PROBLEM DETAILS
Reproduce each line of the material precisely.

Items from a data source

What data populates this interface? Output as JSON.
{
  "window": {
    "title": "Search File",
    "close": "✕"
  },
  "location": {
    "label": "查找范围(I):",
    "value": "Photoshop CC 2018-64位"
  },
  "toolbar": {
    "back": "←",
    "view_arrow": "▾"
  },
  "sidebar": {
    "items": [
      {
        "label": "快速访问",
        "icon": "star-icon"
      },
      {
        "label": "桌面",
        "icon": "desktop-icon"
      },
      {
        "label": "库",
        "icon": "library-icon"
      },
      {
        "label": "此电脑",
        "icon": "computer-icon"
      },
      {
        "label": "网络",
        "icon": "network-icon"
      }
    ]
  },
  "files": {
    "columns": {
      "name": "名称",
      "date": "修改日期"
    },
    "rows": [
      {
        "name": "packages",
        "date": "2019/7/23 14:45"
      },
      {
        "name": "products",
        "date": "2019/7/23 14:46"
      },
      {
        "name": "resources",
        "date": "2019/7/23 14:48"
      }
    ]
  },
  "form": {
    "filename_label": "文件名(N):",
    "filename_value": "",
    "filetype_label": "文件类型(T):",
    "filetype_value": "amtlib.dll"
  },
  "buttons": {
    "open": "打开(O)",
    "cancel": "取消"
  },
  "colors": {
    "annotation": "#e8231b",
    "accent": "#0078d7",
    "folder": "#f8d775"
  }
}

RESULT OF THIS TASK
What data populates this interface? Output as JSON.
{
  "window": {
    "title": "Search File",
    "close": "✕"
  },
  "location": {
    "label": "查找范围(I):",
    "value": "Photoshop CC 2018-64位"
  },
  "toolbar": {
    "back": "←",
    "view_arrow": "▾"
  },
  "sidebar": {
    "items": [
      {
        "label": "快速访问",
        "icon": "star-icon"
      },
      {
        "label": "桌面",
        "icon": "desktop-icon"
      },
      {
        "label": "库",
        "icon": "library-icon"
      },
      {
        "label": "此电脑",
        "icon": "computer-icon"
      },
      {
        "label": "网络",
        "icon": "network-icon"
      }
    ]
  },
  "files": {
    "columns": {
      "name": "名称",
      "date": "修改日期"
    },
    "rows": [
      {
        "name": "packages",
        "date": "2019/7/23 14:45"
      },
      {
        "name": "products",
        "date": "2019/7/23 14:46"
      },
      {
        "name": "resources",
        "date": "2019/7/23 14:48"
      }
    ]
  },
  "form": {
    "filename_label": "文件名(N):",
    "filename_value": "",
    "filetype_label": "文件类型(T):",
    "filetype_value": "amtlib.dll"
  },
  "buttons": {
    "open": "打开(O)",
    "cancel": "取消"
  },
  "colors": {
    "annotation": "#e8231b",
    "accent": "#0078d7",
    "folder": "#f8d775"
  }
}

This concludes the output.